** Start RECORDS FOR PROCESSING **
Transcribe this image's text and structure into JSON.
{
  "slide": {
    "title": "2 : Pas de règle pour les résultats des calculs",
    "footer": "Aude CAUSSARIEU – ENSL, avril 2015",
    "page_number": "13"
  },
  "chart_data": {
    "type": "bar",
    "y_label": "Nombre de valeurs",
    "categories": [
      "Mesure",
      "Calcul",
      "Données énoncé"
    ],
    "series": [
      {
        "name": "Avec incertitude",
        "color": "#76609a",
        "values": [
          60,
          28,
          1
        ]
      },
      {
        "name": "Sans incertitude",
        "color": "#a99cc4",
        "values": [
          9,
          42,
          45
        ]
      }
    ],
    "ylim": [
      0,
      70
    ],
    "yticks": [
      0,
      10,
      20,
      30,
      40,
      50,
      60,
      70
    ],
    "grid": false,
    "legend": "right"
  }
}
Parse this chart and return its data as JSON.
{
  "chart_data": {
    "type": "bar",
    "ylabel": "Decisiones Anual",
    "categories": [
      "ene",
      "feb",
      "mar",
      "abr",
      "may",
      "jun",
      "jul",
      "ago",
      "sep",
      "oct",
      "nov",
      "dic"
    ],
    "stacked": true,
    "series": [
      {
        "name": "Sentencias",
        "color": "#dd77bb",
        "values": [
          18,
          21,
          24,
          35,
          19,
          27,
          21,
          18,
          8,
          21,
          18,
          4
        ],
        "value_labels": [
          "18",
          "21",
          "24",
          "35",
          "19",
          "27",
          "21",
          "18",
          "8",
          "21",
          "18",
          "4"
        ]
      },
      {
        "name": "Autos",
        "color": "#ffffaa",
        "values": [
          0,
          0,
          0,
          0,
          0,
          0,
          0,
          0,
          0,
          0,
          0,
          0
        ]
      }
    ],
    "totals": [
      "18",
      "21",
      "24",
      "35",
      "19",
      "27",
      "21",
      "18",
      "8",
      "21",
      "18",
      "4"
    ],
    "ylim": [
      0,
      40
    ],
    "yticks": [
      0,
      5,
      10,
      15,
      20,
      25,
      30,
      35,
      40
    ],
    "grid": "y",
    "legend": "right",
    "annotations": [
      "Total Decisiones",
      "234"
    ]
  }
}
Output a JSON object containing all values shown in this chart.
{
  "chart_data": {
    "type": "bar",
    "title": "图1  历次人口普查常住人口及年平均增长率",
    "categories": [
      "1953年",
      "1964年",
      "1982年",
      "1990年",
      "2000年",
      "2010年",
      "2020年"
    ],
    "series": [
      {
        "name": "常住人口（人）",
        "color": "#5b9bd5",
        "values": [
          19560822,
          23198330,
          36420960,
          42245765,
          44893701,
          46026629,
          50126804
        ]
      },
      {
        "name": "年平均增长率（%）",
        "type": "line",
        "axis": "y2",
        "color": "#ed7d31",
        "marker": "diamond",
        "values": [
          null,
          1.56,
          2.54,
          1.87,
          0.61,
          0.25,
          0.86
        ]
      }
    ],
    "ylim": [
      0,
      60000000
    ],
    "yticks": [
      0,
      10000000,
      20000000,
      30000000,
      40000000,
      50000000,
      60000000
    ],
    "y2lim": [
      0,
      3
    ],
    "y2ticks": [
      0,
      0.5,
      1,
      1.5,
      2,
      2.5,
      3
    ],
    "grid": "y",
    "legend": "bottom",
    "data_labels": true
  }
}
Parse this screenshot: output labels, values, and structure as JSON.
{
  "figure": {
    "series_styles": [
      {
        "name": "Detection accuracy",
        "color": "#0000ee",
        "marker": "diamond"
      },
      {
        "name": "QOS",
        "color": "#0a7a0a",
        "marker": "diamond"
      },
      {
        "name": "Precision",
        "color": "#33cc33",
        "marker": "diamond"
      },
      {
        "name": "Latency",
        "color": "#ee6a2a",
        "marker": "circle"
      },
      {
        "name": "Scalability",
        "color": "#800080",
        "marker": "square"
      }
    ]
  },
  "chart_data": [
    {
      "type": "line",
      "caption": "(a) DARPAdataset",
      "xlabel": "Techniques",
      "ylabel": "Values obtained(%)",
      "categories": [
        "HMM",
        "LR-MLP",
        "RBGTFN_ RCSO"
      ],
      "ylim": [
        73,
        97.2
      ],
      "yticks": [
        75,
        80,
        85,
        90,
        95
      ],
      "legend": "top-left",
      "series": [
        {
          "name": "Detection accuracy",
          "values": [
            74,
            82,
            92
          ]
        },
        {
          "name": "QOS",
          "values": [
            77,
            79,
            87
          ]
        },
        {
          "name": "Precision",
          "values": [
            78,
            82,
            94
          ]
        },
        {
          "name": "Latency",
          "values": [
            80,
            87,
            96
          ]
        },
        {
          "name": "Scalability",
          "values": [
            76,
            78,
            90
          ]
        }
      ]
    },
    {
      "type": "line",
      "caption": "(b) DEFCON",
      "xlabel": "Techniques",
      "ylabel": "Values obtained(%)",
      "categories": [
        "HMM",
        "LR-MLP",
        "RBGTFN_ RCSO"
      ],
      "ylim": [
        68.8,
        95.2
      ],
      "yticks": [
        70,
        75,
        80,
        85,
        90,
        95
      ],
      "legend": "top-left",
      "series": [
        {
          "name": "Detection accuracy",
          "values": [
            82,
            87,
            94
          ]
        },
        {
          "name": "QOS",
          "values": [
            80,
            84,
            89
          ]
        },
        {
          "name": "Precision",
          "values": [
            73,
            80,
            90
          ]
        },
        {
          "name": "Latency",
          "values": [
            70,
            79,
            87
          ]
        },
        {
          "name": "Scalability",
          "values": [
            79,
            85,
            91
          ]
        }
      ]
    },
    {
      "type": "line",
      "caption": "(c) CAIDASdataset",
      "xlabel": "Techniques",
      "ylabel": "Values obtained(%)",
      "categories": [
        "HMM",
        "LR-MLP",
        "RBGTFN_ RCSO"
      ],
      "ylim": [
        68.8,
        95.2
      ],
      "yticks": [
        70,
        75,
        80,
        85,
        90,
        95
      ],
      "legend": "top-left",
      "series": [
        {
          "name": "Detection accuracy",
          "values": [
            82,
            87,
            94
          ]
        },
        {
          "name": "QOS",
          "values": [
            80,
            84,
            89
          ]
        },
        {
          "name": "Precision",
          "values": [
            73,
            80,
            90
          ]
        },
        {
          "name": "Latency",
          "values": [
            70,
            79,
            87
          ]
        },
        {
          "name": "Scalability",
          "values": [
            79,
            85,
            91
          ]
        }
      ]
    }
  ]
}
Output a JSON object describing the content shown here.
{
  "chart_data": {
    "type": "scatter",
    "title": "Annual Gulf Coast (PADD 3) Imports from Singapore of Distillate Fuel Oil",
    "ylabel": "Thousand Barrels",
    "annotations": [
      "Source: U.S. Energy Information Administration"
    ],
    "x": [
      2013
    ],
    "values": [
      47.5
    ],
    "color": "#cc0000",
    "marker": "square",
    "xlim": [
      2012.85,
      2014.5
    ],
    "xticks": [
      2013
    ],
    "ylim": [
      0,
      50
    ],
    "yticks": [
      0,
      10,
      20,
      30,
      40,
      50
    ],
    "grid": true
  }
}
** End RECORDS FOR PROCESSING **
- [REQUIREMENT] Extract every line that has the string "JSON" in it.

- [WRITTEN REPLY]
Transcribe this image's text and structure into JSON.
Parse this chart and return its data as JSON.
Output a JSON object containing all values shown in this chart.
Parse this screenshot: output labels, values, and structure as JSON.
Output a JSON object describing the content shown here.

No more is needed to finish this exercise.